Report only the number of lines holding "true".

● ● ●

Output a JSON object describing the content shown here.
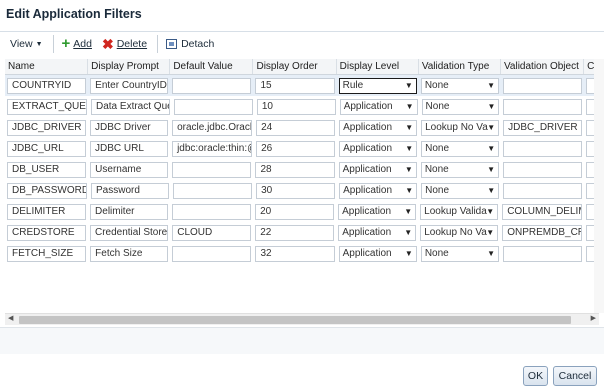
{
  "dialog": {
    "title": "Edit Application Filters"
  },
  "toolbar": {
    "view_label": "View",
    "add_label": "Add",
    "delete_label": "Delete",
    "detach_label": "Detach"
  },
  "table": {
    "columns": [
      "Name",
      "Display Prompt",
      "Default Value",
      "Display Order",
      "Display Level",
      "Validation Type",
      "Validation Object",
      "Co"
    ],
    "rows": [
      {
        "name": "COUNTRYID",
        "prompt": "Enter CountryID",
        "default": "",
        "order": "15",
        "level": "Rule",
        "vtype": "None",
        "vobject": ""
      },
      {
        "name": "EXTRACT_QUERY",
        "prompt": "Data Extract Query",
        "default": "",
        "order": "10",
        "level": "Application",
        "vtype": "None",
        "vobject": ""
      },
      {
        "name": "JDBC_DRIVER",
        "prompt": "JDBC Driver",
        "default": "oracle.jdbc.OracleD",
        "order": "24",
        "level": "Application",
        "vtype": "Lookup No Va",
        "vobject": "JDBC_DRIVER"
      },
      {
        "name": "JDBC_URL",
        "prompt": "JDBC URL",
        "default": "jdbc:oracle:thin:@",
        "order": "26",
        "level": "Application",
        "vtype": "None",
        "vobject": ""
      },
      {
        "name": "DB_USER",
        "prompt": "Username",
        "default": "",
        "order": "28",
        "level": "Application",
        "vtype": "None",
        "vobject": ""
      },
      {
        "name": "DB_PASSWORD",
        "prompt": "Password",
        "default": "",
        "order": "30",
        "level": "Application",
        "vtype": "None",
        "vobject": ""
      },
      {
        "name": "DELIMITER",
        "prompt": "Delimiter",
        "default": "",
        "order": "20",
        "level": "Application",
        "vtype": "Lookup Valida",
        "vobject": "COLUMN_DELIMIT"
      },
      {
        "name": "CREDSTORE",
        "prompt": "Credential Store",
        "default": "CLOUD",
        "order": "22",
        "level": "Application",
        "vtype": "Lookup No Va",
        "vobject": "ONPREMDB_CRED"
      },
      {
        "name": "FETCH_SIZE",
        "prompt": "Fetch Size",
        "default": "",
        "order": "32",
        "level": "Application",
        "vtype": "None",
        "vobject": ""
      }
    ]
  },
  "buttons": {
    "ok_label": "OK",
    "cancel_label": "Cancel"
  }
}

● ● ●

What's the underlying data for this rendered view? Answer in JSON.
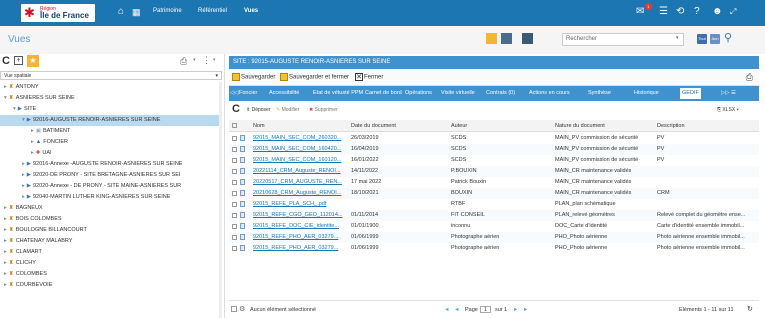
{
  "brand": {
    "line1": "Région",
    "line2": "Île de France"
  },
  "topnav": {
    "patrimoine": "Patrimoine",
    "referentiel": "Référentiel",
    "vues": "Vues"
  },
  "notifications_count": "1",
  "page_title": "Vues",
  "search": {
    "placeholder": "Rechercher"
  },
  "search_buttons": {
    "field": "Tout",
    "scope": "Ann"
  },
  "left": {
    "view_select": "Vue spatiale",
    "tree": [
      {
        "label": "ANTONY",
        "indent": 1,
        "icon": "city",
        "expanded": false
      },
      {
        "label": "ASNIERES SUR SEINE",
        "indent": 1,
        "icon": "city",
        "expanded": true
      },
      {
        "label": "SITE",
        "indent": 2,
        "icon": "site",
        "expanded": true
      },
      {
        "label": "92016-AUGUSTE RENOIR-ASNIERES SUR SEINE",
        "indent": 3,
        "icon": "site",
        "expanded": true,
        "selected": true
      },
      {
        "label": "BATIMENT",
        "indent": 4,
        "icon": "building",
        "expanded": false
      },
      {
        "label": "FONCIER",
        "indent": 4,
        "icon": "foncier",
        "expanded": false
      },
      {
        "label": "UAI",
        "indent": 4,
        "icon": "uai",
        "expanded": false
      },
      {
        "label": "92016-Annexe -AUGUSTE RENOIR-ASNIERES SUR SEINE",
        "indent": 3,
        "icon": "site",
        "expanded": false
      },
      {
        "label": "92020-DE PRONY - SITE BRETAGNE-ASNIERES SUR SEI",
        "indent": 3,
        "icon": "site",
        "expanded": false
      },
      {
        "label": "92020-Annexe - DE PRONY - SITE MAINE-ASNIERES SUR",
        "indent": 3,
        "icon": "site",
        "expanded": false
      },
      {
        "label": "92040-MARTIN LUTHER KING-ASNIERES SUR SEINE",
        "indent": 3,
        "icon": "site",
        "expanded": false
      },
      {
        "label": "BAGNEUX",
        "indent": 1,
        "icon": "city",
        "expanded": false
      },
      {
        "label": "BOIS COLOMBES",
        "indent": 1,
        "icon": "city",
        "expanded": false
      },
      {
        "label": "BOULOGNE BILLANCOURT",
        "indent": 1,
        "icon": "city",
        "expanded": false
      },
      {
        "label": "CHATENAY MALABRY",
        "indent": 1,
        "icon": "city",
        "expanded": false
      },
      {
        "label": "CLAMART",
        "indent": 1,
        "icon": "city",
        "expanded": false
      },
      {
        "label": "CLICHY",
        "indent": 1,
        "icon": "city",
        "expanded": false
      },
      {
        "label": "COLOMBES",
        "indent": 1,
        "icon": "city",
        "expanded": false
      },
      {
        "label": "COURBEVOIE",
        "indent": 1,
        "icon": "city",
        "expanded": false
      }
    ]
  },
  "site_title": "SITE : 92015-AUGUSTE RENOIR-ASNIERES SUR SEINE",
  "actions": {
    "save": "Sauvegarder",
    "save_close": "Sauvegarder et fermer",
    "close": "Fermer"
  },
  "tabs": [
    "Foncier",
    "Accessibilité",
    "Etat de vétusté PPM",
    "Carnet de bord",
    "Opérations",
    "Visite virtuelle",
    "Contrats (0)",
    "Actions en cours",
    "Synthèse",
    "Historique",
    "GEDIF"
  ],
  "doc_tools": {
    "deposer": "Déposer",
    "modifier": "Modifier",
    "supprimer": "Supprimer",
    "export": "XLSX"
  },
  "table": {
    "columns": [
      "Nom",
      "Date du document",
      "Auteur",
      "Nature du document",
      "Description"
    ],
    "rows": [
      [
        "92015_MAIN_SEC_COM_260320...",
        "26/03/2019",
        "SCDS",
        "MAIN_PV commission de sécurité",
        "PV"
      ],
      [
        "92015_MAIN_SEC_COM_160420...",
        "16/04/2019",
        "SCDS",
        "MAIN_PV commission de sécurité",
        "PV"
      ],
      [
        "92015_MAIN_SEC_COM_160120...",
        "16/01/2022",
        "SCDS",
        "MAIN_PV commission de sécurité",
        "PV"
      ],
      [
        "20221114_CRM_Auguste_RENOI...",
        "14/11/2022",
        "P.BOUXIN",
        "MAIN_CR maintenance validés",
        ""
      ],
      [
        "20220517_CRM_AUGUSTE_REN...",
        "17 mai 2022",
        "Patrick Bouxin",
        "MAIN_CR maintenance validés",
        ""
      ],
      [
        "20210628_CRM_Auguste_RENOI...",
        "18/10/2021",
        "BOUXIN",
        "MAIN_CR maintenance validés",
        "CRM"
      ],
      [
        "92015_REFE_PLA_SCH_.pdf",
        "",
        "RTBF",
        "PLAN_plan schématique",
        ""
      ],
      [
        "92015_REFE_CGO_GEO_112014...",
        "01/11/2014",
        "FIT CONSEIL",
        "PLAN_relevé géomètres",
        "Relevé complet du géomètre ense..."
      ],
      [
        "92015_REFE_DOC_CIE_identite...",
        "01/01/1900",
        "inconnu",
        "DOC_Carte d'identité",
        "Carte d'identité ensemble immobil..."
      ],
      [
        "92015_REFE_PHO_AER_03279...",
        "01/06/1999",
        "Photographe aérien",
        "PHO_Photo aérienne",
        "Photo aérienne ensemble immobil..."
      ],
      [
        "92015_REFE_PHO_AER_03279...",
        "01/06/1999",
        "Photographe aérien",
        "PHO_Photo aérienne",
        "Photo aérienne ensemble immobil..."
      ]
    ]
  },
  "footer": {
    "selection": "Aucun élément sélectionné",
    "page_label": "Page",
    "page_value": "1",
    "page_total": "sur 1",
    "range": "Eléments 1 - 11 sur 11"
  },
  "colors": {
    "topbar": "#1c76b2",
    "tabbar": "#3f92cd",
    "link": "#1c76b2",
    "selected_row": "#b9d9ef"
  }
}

● ● ●

EXPECTED ANSWER. 4